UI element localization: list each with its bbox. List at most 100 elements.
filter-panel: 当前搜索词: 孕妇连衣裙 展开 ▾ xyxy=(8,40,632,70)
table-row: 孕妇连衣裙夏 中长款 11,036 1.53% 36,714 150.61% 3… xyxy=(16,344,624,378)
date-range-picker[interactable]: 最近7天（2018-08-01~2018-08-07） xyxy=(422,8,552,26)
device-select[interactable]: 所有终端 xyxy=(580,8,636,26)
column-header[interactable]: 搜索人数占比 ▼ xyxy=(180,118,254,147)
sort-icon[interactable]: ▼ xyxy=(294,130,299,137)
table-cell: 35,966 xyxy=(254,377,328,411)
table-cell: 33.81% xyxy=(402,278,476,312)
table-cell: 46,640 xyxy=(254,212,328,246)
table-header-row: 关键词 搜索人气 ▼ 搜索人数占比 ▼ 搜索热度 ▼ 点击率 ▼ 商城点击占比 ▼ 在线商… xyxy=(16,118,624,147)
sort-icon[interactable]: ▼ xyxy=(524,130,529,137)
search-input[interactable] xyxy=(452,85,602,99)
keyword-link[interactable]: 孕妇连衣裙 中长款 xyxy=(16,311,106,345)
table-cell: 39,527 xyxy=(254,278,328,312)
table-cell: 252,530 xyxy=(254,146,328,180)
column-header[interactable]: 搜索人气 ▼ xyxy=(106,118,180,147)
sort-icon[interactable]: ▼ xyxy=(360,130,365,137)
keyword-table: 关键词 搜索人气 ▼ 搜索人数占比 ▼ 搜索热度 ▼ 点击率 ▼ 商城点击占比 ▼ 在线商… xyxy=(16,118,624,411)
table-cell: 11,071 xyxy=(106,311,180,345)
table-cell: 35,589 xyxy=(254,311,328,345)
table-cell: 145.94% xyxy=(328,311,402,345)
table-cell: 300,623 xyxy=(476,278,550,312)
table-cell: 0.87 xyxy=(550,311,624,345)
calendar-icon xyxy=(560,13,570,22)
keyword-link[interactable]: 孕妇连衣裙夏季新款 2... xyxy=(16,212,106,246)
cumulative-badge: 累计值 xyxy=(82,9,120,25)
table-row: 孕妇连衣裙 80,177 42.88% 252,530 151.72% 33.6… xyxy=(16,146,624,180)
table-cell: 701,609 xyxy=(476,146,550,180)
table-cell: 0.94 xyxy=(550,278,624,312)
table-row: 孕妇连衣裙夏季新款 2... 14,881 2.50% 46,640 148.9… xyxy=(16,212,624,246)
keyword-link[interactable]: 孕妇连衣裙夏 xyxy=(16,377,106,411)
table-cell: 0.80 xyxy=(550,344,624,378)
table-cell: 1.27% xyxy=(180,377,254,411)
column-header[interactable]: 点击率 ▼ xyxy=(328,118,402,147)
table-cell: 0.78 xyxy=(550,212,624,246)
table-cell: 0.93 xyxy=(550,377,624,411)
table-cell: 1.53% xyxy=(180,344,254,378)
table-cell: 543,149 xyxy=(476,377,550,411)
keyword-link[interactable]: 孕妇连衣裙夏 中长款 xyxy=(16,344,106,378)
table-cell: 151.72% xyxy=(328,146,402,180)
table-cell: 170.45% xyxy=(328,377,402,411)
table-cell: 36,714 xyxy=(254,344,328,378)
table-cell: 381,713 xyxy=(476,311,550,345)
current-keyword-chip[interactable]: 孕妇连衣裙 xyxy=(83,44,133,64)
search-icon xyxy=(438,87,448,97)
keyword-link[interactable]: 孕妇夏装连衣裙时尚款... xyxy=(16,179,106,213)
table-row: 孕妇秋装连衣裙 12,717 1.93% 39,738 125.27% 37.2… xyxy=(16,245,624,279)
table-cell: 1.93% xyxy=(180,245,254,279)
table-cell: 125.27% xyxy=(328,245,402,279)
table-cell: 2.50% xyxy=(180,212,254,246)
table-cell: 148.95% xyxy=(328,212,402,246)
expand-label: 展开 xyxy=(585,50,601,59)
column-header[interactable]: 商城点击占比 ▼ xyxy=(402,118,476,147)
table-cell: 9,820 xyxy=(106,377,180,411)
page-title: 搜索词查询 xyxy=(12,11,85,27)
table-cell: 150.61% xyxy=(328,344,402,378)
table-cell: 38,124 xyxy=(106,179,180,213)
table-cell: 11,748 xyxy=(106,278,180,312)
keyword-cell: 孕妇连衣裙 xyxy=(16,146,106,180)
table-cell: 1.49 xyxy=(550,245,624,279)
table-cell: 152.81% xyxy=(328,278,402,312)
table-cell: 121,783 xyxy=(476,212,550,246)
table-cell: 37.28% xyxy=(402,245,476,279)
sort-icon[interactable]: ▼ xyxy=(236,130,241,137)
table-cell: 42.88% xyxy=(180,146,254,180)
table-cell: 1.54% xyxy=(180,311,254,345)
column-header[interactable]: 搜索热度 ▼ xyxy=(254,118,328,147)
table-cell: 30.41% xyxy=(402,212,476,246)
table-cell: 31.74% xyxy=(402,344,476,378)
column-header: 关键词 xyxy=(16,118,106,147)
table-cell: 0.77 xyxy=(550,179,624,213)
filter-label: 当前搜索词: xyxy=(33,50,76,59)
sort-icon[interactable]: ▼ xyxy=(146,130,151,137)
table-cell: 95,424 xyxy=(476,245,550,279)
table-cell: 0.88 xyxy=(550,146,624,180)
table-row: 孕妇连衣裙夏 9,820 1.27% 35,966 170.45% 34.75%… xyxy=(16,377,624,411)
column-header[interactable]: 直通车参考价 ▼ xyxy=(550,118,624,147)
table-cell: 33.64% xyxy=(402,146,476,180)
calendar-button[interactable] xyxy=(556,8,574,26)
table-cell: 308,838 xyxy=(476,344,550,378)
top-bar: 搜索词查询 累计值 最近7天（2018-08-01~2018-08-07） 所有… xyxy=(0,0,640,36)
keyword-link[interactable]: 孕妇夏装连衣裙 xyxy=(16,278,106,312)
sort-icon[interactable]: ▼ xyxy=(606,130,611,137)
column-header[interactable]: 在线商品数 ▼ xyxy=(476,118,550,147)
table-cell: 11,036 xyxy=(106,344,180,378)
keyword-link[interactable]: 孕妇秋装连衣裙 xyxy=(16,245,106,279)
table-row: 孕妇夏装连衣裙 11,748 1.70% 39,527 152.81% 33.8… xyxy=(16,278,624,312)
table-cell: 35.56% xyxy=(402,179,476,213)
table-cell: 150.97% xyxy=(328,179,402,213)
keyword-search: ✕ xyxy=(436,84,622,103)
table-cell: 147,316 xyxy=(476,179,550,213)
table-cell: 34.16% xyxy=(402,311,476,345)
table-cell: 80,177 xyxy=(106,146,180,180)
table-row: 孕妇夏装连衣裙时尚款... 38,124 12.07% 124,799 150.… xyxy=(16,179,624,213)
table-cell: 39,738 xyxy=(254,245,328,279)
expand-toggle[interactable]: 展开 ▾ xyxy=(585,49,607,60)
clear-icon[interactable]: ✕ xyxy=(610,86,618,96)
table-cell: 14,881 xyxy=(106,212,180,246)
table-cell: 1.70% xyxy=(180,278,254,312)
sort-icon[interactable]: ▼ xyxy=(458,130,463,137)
━━━━━━━━
Which lines of the items above contain the string "column"? Pull out every one of them in full.

* [The output]
column-header[interactable]: 搜索人数占比 ▼ xyxy=(180,118,254,147)
column-header[interactable]: 搜索人气 ▼ xyxy=(106,118,180,147)
column-header[interactable]: 点击率 ▼ xyxy=(328,118,402,147)
column-header[interactable]: 商城点击占比 ▼ xyxy=(402,118,476,147)
column-header[interactable]: 搜索热度 ▼ xyxy=(254,118,328,147)
column-header: 关键词 xyxy=(16,118,106,147)
column-header[interactable]: 直通车参考价 ▼ xyxy=(550,118,624,147)
column-header[interactable]: 在线商品数 ▼ xyxy=(476,118,550,147)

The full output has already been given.